The task :: Copy these lines exactly as they appear, but leave out the picture.

Records to process ::
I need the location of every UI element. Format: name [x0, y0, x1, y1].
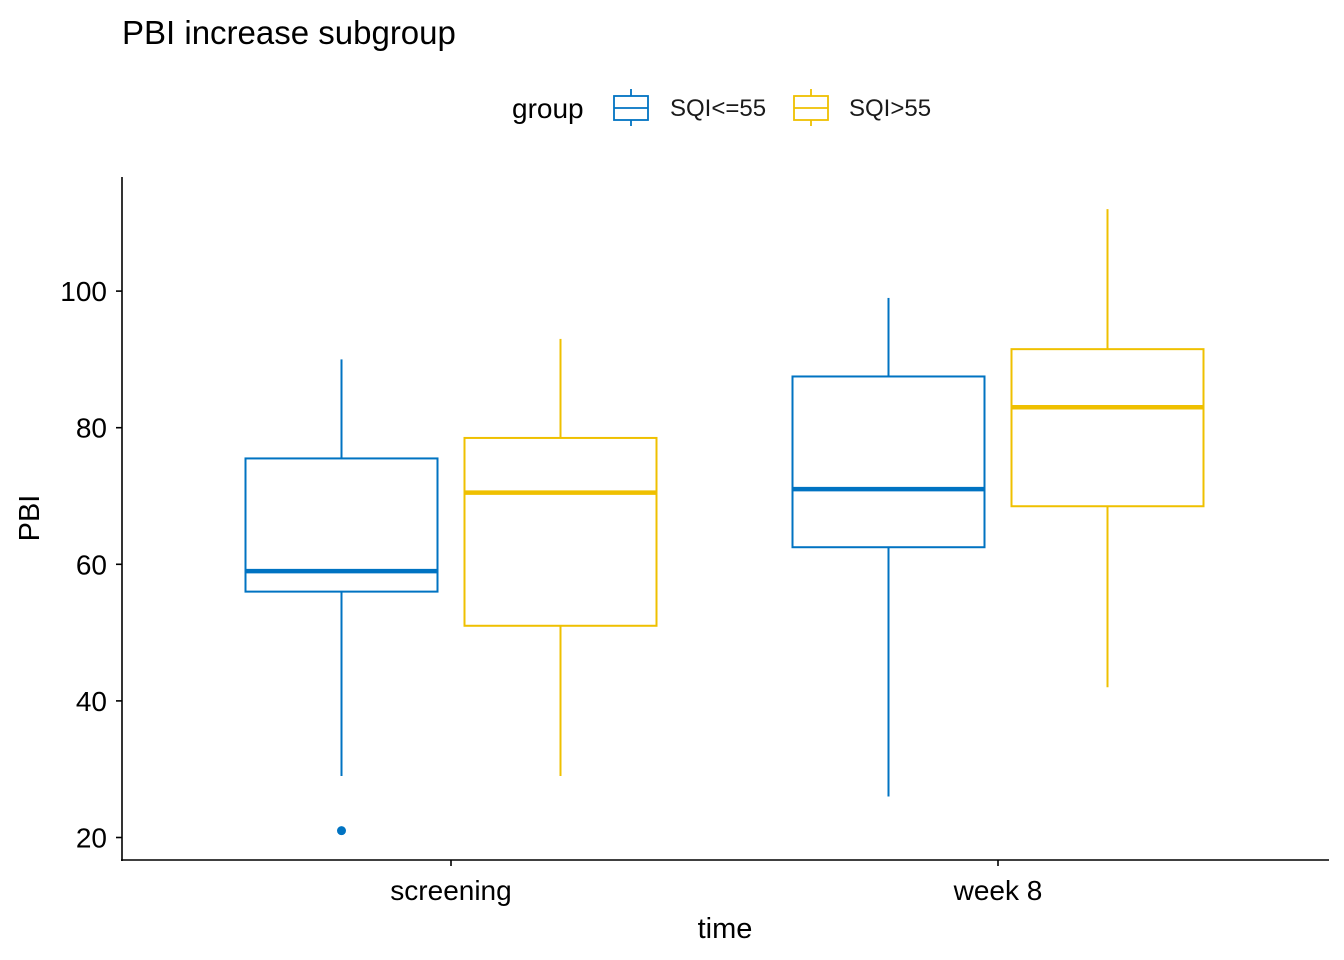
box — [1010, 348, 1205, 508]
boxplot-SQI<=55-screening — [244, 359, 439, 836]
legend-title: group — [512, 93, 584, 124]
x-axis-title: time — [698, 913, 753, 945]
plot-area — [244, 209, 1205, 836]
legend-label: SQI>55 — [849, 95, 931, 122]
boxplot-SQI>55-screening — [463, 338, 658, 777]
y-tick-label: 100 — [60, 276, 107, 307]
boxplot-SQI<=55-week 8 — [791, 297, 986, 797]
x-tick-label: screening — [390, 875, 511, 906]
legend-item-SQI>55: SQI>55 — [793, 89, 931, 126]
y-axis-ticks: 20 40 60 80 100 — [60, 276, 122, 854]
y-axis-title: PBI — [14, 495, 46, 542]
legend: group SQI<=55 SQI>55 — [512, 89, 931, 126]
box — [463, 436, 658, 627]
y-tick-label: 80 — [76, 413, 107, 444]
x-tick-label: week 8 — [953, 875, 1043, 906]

Written reply ::
I need the location of every UI element. Format: name [x0, y0, x1, y1].
box — [1010, 348, 1205, 508]
boxplot-SQI<=55-screening — [244, 359, 439, 836]
legend-title: group — [512, 93, 584, 124]
x-axis-title: time — [698, 913, 753, 945]
plot-area — [244, 209, 1205, 836]
legend-label: SQI>55 — [849, 95, 931, 122]
boxplot-SQI>55-screening — [463, 338, 658, 777]
y-tick-label: 100 — [60, 276, 107, 307]
boxplot-SQI<=55-week 8 — [791, 297, 986, 797]
x-tick-label: screening — [390, 875, 511, 906]
legend-item-SQI>55: SQI>55 — [793, 89, 931, 126]
y-axis-ticks: 20 40 60 80 100 — [60, 276, 122, 854]
y-axis-title: PBI — [14, 495, 46, 542]
legend: group SQI<=55 SQI>55 — [512, 89, 931, 126]
box — [463, 436, 658, 627]
y-tick-label: 80 — [76, 413, 107, 444]
x-tick-label: week 8 — [953, 875, 1043, 906]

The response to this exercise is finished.